Figure record listings:
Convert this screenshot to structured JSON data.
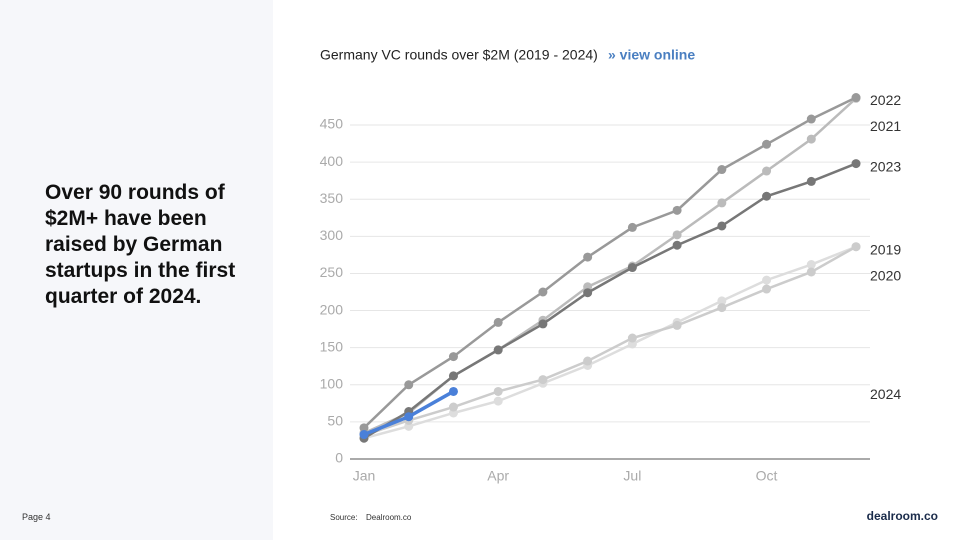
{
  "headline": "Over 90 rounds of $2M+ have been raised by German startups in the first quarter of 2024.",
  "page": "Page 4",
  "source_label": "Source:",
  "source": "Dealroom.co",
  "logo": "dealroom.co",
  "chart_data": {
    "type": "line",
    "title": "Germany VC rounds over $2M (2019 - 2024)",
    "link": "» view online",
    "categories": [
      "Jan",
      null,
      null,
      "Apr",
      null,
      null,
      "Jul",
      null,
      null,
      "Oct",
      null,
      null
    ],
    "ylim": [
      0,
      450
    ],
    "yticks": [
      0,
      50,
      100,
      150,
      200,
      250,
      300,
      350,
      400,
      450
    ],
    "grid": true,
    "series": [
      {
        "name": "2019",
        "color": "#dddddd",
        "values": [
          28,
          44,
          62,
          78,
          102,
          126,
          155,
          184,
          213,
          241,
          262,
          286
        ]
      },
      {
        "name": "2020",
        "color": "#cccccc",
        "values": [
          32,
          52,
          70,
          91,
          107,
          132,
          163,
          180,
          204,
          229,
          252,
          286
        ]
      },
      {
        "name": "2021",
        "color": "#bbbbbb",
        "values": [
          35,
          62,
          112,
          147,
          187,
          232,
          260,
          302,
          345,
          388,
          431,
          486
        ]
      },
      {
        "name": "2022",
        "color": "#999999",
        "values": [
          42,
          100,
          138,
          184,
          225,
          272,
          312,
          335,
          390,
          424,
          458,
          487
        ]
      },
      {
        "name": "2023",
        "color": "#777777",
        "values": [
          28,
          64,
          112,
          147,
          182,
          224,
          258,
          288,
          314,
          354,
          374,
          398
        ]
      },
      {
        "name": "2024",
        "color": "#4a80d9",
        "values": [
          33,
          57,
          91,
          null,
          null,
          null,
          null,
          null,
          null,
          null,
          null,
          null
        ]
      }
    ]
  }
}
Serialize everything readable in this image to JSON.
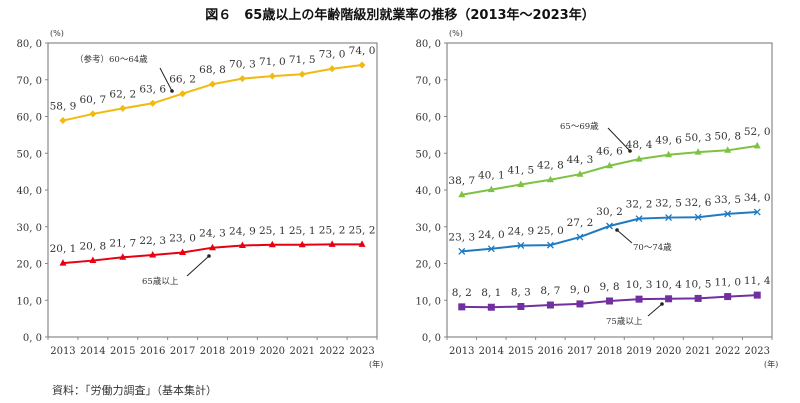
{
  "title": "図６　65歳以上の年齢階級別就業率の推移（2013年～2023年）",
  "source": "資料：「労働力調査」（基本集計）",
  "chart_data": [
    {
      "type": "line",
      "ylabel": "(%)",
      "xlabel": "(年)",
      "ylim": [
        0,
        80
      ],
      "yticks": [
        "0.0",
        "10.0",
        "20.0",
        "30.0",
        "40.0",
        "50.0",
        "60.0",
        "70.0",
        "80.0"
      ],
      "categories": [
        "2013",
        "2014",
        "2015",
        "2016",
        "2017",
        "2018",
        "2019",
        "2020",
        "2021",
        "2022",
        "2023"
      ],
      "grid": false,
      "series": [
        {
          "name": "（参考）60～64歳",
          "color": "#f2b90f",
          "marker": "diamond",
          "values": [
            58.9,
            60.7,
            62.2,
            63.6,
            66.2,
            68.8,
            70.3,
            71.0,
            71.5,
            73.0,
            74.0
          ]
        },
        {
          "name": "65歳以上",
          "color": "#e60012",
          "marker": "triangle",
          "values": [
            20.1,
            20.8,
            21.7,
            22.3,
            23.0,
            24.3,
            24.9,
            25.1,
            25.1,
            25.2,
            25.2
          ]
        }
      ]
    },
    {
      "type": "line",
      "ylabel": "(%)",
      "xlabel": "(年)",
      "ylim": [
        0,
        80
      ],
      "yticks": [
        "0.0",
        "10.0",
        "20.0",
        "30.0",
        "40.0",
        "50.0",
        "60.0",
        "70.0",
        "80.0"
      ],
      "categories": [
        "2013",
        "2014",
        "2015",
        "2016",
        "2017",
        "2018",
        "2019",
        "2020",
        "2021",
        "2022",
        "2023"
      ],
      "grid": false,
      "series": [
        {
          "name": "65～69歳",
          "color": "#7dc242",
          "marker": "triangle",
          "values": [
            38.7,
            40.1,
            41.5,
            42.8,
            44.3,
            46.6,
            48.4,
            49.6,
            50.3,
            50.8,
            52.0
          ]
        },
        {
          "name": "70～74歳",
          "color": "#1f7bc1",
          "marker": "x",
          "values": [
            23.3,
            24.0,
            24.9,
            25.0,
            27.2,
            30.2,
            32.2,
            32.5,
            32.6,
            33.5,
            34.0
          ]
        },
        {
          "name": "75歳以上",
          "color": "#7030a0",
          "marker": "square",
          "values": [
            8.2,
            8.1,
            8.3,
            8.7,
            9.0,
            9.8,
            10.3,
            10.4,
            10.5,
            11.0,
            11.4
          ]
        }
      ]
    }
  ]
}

● **Exercise requirements**
Copy each line in the data that holds the word "title".

● **Response for this exercise**
    "title": "Germany VC rounds over $2M (2019 - 2024)",
  "title": "図６　65歳以上の年齢階級別就業率の推移（2013年～2023年）",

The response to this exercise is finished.